• **Problem to solve**:
Convert every line of the material below into a Markdown table with two columns, Row and Line, numbering each row and skipping blank lines. Leave the pictures out.

START Input for this task

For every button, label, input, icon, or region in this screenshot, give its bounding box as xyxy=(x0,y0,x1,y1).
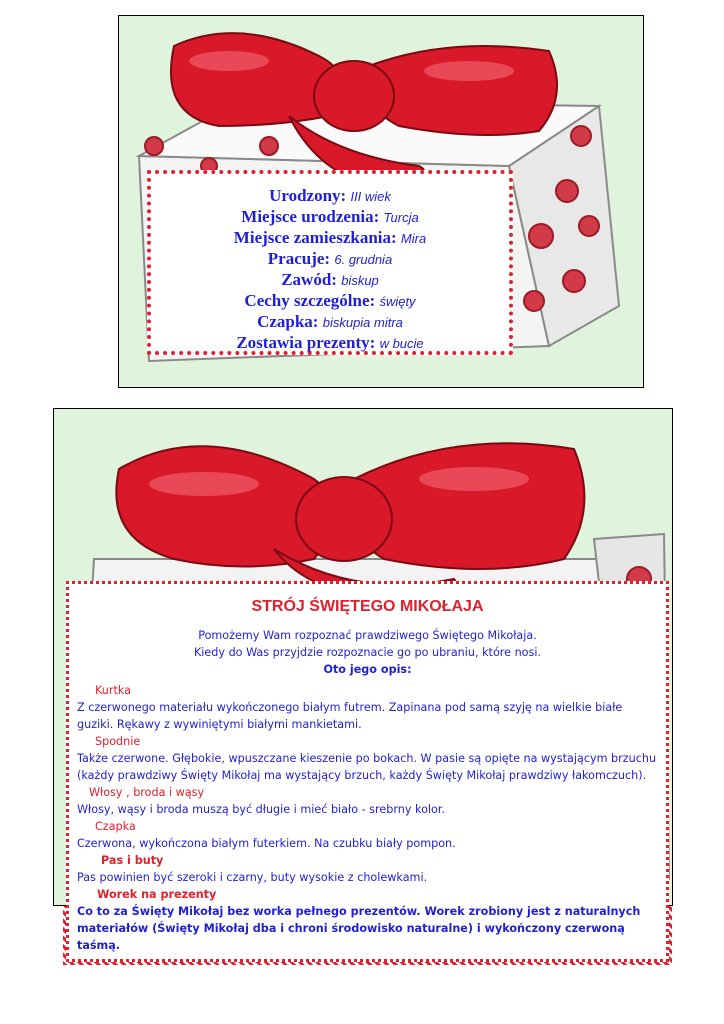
section-heading: Włosy , broda i wąsy xyxy=(89,786,205,799)
profile-row-residence: Miejsce zamieszkania: Mira xyxy=(233,228,427,247)
section-heading: Kurtka xyxy=(95,684,131,697)
profile-row-occupation: Zawód: biskup xyxy=(281,270,379,289)
profile-row-works: Pracuje: 6. grudnia xyxy=(267,249,393,268)
profile-row-hat: Czapka: biskupia mitra xyxy=(257,312,403,331)
section-text: Także czerwone. Głębokie, wpuszczane kieszenie po bokach. W pasie są opięte na wystającym brzuchu (każdy prawdziwy Święty Mikołaj ma wystający brzuch, każdy Święty Mikołaj prawdziwy łakomczuch). xyxy=(77,752,657,782)
section-belt-boots xyxy=(77,852,658,886)
section-trousers xyxy=(77,733,658,784)
section-heading: Spodnie xyxy=(95,735,141,748)
section-sack xyxy=(77,886,658,954)
profile-row-born: Urodzony: III wiek xyxy=(269,186,391,205)
profile-row-birthplace: Miejsce urodzenia: Turcja xyxy=(241,207,419,226)
profile-card xyxy=(147,170,513,355)
section-text: Włosy, wąsy i broda muszą być długie i mieć biało - srebrny kolor. xyxy=(77,803,446,816)
section-heading: Czapka xyxy=(95,820,136,833)
section-hat xyxy=(77,818,658,852)
intro-line: Pomożemy Wam rozpoznać prawdziwego Świętego Mikołaja. xyxy=(198,629,537,642)
section-heading: Worek na prezenty xyxy=(97,888,217,901)
profile-row-traits: Cechy szczególne: święty xyxy=(244,291,416,310)
costume-card xyxy=(66,581,669,962)
intro-line: Oto jego opis: xyxy=(323,663,412,676)
section-text: Pas powinien być szeroki i czarny, buty wysokie z cholewkami. xyxy=(77,871,428,884)
section-text: Co to za Święty Mikołaj bez worka pełnego prezentów. Worek zrobiony jest z naturalnych materiałów (Święty Mikołaj dba i chroni środowisko naturalne) i wykończony czerwoną taśmą. xyxy=(77,905,641,952)
profile-row-gifts: Zostawia prezenty: w bucie xyxy=(236,333,424,352)
section-jacket xyxy=(77,682,658,733)
section-hair xyxy=(77,784,658,818)
section-text: Czerwona, wykończona białym futerkiem. Na czubku biały pompon. xyxy=(77,837,456,850)
section-heading: Pas i buty xyxy=(101,854,164,867)
section-text: Z czerwonego materiału wykończonego białym futrem. Zapinana pod samą szyję na wielkie białe guziki. Rękawy z wywiniętymi białymi mankietami. xyxy=(77,701,623,731)
intro-line: Kiedy do Was przyjdzie rozpoznacie go po ubraniu, które nosi. xyxy=(193,646,542,659)
costume-title: STRÓJ ŚWIĘTEGO MIKOŁAJA xyxy=(251,598,484,615)
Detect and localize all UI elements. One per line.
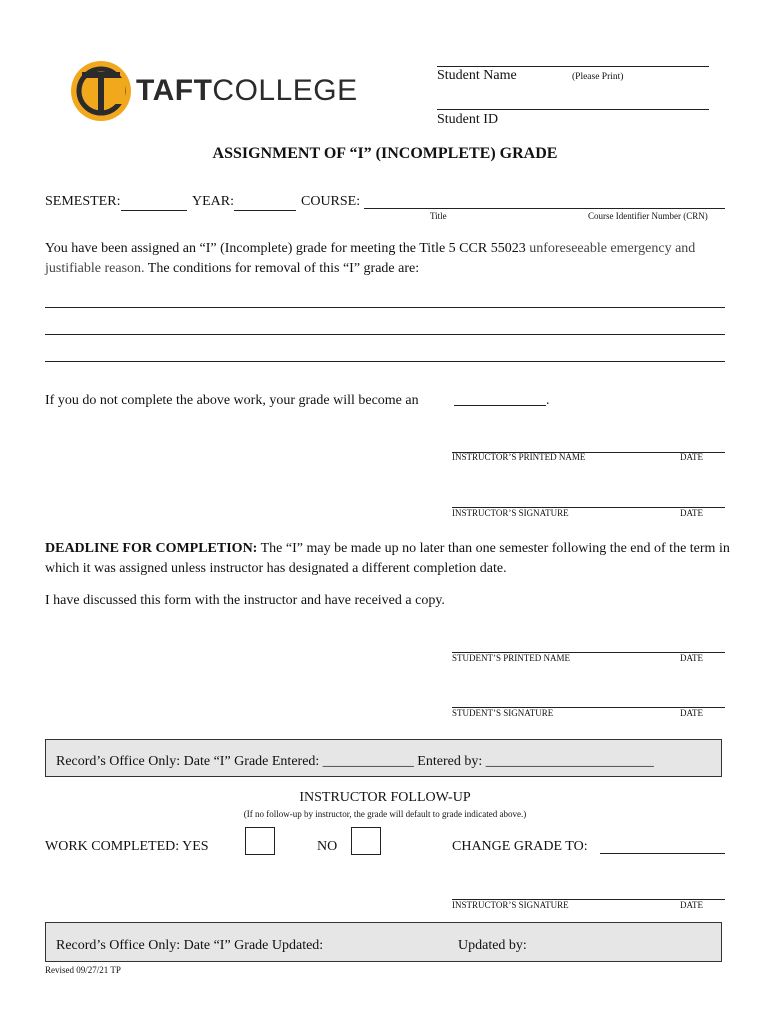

END Input for this task

• **Result for this exercise**:
| Row | Line |
|---|---|
| 1 | For every button, label, input, icon, or region in this screenshot, give its bounding box as xyxy=(x0,y0,x1,y1). |
| 2 | section-heading: Włosy , broda i wąsy xyxy=(89,786,205,799) |
| 3 | profile-row-residence: Miejsce zamieszkania: Mira xyxy=(233,228,427,247) |
| 4 | section-heading: Kurtka xyxy=(95,684,131,697) |
| 5 | profile-row-occupation: Zawód: biskup xyxy=(281,270,379,289) |
| 6 | profile-row-works: Pracuje: 6. grudnia xyxy=(267,249,393,268) |
| 7 | profile-row-hat: Czapka: biskupia mitra xyxy=(257,312,403,331) |
| 8 | section-text: Także czerwone. Głębokie, wpuszczane kieszenie po bokach. W pasie są opięte na wystającym brzuchu (każdy prawdziwy Święty Mikołaj ma wystający brzuch, każdy Święty Mikołaj prawdziwy łakomczuch). xyxy=(77,752,657,782) |
| 9 | section-belt-boots xyxy=(77,852,658,886) |
| 10 | section-trousers xyxy=(77,733,658,784) |
| 11 | section-heading: Spodnie xyxy=(95,735,141,748) |
| 12 | section-sack xyxy=(77,886,658,954) |
| 13 | profile-row-born: Urodzony: III wiek xyxy=(269,186,391,205) |
| 14 | profile-row-birthplace: Miejsce urodzenia: Turcja xyxy=(241,207,419,226) |
| 15 | profile-card xyxy=(147,170,513,355) |
| 16 | section-text: Włosy, wąsy i broda muszą być długie i mieć biało - srebrny kolor. xyxy=(77,803,446,816) |
| 17 | section-heading: Czapka xyxy=(95,820,136,833) |
| 18 | section-hat xyxy=(77,818,658,852) |
| 19 | intro-line: Pomożemy Wam rozpoznać prawdziwego Świętego Mikołaja. xyxy=(198,629,537,642) |
| 20 | section-heading: Worek na prezenty xyxy=(97,888,217,901) |
| 21 | profile-row-traits: Cechy szczególne: święty xyxy=(244,291,416,310) |
| 22 | costume-card xyxy=(66,581,669,962) |
| 23 | intro-line: Oto jego opis: xyxy=(323,663,412,676) |
| 24 | section-text: Pas powinien być szeroki i czarny, buty wysokie z cholewkami. xyxy=(77,871,428,884) |
| 25 | section-text: Co to za Święty Mikołaj bez worka pełnego prezentów. Worek zrobiony jest z naturalnych materiałów (Święty Mikołaj dba i chroni środowisko naturalne) i wykończony czerwoną taśmą. xyxy=(77,905,641,952) |
| 26 | profile-row-gifts: Zostawia prezenty: w bucie xyxy=(236,333,424,352) |
| 27 | section-jacket xyxy=(77,682,658,733) |
| 28 | section-hair xyxy=(77,784,658,818) |
| 29 | section-text: Czerwona, wykończona białym futerkiem. Na czubku biały pompon. xyxy=(77,837,456,850) |
| 30 | section-heading: Pas i buty xyxy=(101,854,164,867) |
| 31 | section-text: Z czerwonego materiału wykończonego białym futrem. Zapinana pod samą szyję na wielkie białe guziki. Rękawy z wywiniętymi białymi mankietami. xyxy=(77,701,623,731) |
| 32 | intro-line: Kiedy do Was przyjdzie rozpoznacie go po ubraniu, które nosi. xyxy=(193,646,542,659) |
| 33 | costume-title: STRÓJ ŚWIĘTEGO MIKOŁAJA xyxy=(251,598,484,615) |
| 34 | Detect and localize all UI elements. One per line. |